--- START OF Extracted records ---

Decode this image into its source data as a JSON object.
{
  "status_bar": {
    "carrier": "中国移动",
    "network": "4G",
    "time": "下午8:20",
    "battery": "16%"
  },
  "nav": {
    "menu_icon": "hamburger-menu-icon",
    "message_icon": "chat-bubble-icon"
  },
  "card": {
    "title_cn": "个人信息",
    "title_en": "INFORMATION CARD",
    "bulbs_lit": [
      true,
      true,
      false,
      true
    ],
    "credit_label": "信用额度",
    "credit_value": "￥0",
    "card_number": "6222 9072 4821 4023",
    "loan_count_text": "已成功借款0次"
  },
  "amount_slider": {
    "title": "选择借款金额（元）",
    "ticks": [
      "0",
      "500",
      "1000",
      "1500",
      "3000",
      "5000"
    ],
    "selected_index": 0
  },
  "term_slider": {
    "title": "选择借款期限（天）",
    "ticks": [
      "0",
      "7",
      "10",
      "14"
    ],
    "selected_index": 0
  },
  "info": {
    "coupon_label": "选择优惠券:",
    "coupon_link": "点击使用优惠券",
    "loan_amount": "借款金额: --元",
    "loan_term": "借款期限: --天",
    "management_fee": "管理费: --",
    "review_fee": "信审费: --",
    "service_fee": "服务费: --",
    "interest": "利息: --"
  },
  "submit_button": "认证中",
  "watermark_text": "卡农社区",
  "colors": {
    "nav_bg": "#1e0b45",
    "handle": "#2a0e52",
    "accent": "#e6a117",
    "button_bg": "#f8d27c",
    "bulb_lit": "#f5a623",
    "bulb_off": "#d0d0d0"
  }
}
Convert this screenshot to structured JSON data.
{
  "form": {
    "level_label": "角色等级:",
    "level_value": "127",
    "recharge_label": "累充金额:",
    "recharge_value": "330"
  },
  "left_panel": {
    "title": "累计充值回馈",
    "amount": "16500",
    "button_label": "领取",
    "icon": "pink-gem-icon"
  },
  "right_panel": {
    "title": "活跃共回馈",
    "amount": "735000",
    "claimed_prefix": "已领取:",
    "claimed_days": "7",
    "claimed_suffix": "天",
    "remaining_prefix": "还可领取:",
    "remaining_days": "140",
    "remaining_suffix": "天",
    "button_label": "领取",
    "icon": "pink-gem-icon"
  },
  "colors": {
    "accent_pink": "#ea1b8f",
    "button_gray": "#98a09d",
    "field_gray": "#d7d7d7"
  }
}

--- END OF Extracted records ---

* Your instructions *
Your task is to repeat each line of the material exactly.

* Output for this task *
Decode this image into its source data as a JSON object.
{
  "status_bar": {
    "carrier": "中国移动",
    "network": "4G",
    "time": "下午8:20",
    "battery": "16%"
  },
  "nav": {
    "menu_icon": "hamburger-menu-icon",
    "message_icon": "chat-bubble-icon"
  },
  "card": {
    "title_cn": "个人信息",
    "title_en": "INFORMATION CARD",
    "bulbs_lit": [
      true,
      true,
      false,
      true
    ],
    "credit_label": "信用额度",
    "credit_value": "￥0",
    "card_number": "6222 9072 4821 4023",
    "loan_count_text": "已成功借款0次"
  },
  "amount_slider": {
    "title": "选择借款金额（元）",
    "ticks": [
      "0",
      "500",
      "1000",
      "1500",
      "3000",
      "5000"
    ],
    "selected_index": 0
  },
  "term_slider": {
    "title": "选择借款期限（天）",
    "ticks": [
      "0",
      "7",
      "10",
      "14"
    ],
    "selected_index": 0
  },
  "info": {
    "coupon_label": "选择优惠券:",
    "coupon_link": "点击使用优惠券",
    "loan_amount": "借款金额: --元",
    "loan_term": "借款期限: --天",
    "management_fee": "管理费: --",
    "review_fee": "信审费: --",
    "service_fee": "服务费: --",
    "interest": "利息: --"
  },
  "submit_button": "认证中",
  "watermark_text": "卡农社区",
  "colors": {
    "nav_bg": "#1e0b45",
    "handle": "#2a0e52",
    "accent": "#e6a117",
    "button_bg": "#f8d27c",
    "bulb_lit": "#f5a623",
    "bulb_off": "#d0d0d0"
  }
}
Convert this screenshot to structured JSON data.
{
  "form": {
    "level_label": "角色等级:",
    "level_value": "127",
    "recharge_label": "累充金额:",
    "recharge_value": "330"
  },
  "left_panel": {
    "title": "累计充值回馈",
    "amount": "16500",
    "button_label": "领取",
    "icon": "pink-gem-icon"
  },
  "right_panel": {
    "title": "活跃共回馈",
    "amount": "735000",
    "claimed_prefix": "已领取:",
    "claimed_days": "7",
    "claimed_suffix": "天",
    "remaining_prefix": "还可领取:",
    "remaining_days": "140",
    "remaining_suffix": "天",
    "button_label": "领取",
    "icon": "pink-gem-icon"
  },
  "colors": {
    "accent_pink": "#ea1b8f",
    "button_gray": "#98a09d",
    "field_gray": "#d7d7d7"
  }
}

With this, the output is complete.